- _Work request_
All of the records below need to be returned exactly.

[Opening The input section]

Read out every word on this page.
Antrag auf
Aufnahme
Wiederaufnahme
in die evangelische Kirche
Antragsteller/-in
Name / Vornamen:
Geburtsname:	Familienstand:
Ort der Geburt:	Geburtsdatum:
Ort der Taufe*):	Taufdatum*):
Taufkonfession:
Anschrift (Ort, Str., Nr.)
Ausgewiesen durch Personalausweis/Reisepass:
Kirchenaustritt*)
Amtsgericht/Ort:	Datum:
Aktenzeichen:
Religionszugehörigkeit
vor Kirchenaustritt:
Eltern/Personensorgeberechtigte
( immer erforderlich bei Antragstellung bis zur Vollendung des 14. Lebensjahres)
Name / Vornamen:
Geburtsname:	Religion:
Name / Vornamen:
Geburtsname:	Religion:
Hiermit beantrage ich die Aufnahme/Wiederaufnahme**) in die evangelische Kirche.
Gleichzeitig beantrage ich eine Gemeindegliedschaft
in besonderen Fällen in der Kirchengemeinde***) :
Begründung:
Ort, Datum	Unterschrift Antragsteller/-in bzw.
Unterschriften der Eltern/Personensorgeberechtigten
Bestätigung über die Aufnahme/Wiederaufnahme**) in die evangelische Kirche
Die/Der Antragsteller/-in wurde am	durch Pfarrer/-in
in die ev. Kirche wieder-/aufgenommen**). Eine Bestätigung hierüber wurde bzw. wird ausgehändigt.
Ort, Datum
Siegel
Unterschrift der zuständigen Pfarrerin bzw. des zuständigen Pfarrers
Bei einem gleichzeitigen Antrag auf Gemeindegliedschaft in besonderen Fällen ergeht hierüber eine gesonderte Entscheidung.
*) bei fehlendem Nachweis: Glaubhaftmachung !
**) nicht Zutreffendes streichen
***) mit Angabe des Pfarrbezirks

[Closing The input section]

- _Output for this exercise_
Read out every word on this page.
Antrag auf
Aufnahme
Wiederaufnahme
in die evangelische Kirche
Antragsteller/-in
Name / Vornamen:
Geburtsname:	Familienstand:
Ort der Geburt:	Geburtsdatum:
Ort der Taufe*):	Taufdatum*):
Taufkonfession:
Anschrift (Ort, Str., Nr.)
Ausgewiesen durch Personalausweis/Reisepass:
Kirchenaustritt*)
Amtsgericht/Ort:	Datum:
Aktenzeichen:
Religionszugehörigkeit
vor Kirchenaustritt:
Eltern/Personensorgeberechtigte
( immer erforderlich bei Antragstellung bis zur Vollendung des 14. Lebensjahres)
Name / Vornamen:
Geburtsname:	Religion:
Name / Vornamen:
Geburtsname:	Religion:
Hiermit beantrage ich die Aufnahme/Wiederaufnahme**) in die evangelische Kirche.
Gleichzeitig beantrage ich eine Gemeindegliedschaft
in besonderen Fällen in der Kirchengemeinde***) :
Begründung:
Ort, Datum	Unterschrift Antragsteller/-in bzw.
Unterschriften der Eltern/Personensorgeberechtigten
Bestätigung über die Aufnahme/Wiederaufnahme**) in die evangelische Kirche
Die/Der Antragsteller/-in wurde am	durch Pfarrer/-in
in die ev. Kirche wieder-/aufgenommen**). Eine Bestätigung hierüber wurde bzw. wird ausgehändigt.
Ort, Datum
Siegel
Unterschrift der zuständigen Pfarrerin bzw. des zuständigen Pfarrers
Bei einem gleichzeitigen Antrag auf Gemeindegliedschaft in besonderen Fällen ergeht hierüber eine gesonderte Entscheidung.
*) bei fehlendem Nachweis: Glaubhaftmachung !
**) nicht Zutreffendes streichen
***) mit Angabe des Pfarrbezirks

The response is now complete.